Images embedded in the records are excluded; print everything else exactly as given.

Data for this exercise:
○ ○ ○ ○ ○

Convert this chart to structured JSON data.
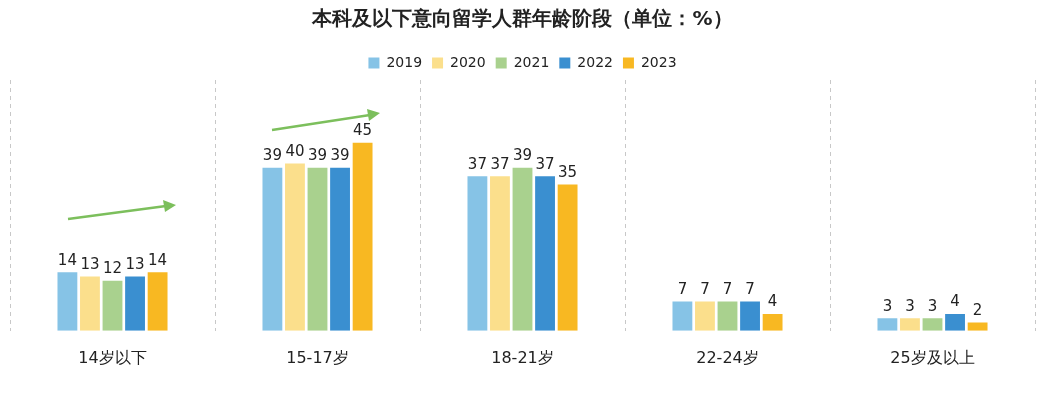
{
  "chart_data": {
    "type": "bar",
    "title": "本科及以下意向留学人群年龄阶段（单位：%）",
    "categories": [
      "14岁以下",
      "15-17岁",
      "18-21岁",
      "22-24岁",
      "25岁及以上"
    ],
    "series": [
      {
        "name": "2019",
        "color": "#86c3e6",
        "values": [
          14,
          39,
          37,
          7,
          3
        ]
      },
      {
        "name": "2020",
        "color": "#fbdf8c",
        "values": [
          13,
          40,
          37,
          7,
          3
        ]
      },
      {
        "name": "2021",
        "color": "#a9d18e",
        "values": [
          12,
          39,
          39,
          7,
          3
        ]
      },
      {
        "name": "2022",
        "color": "#3a8fd0",
        "values": [
          13,
          39,
          37,
          7,
          4
        ]
      },
      {
        "name": "2023",
        "color": "#f8b822",
        "values": [
          14,
          45,
          35,
          4,
          2
        ]
      }
    ],
    "data_labels": true,
    "legend": "top",
    "grid": "x"
  }
}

○ ○ ○ ○ ○

In response:
Convert this chart to structured JSON data.
{
  "chart_data": {
    "type": "bar",
    "title": "本科及以下意向留学人群年龄阶段（单位：%）",
    "categories": [
      "14岁以下",
      "15-17岁",
      "18-21岁",
      "22-24岁",
      "25岁及以上"
    ],
    "series": [
      {
        "name": "2019",
        "color": "#86c3e6",
        "values": [
          14,
          39,
          37,
          7,
          3
        ]
      },
      {
        "name": "2020",
        "color": "#fbdf8c",
        "values": [
          13,
          40,
          37,
          7,
          3
        ]
      },
      {
        "name": "2021",
        "color": "#a9d18e",
        "values": [
          12,
          39,
          39,
          7,
          3
        ]
      },
      {
        "name": "2022",
        "color": "#3a8fd0",
        "values": [
          13,
          39,
          37,
          7,
          4
        ]
      },
      {
        "name": "2023",
        "color": "#f8b822",
        "values": [
          14,
          45,
          35,
          4,
          2
        ]
      }
    ],
    "data_labels": true,
    "legend": "top",
    "grid": "x"
  }
}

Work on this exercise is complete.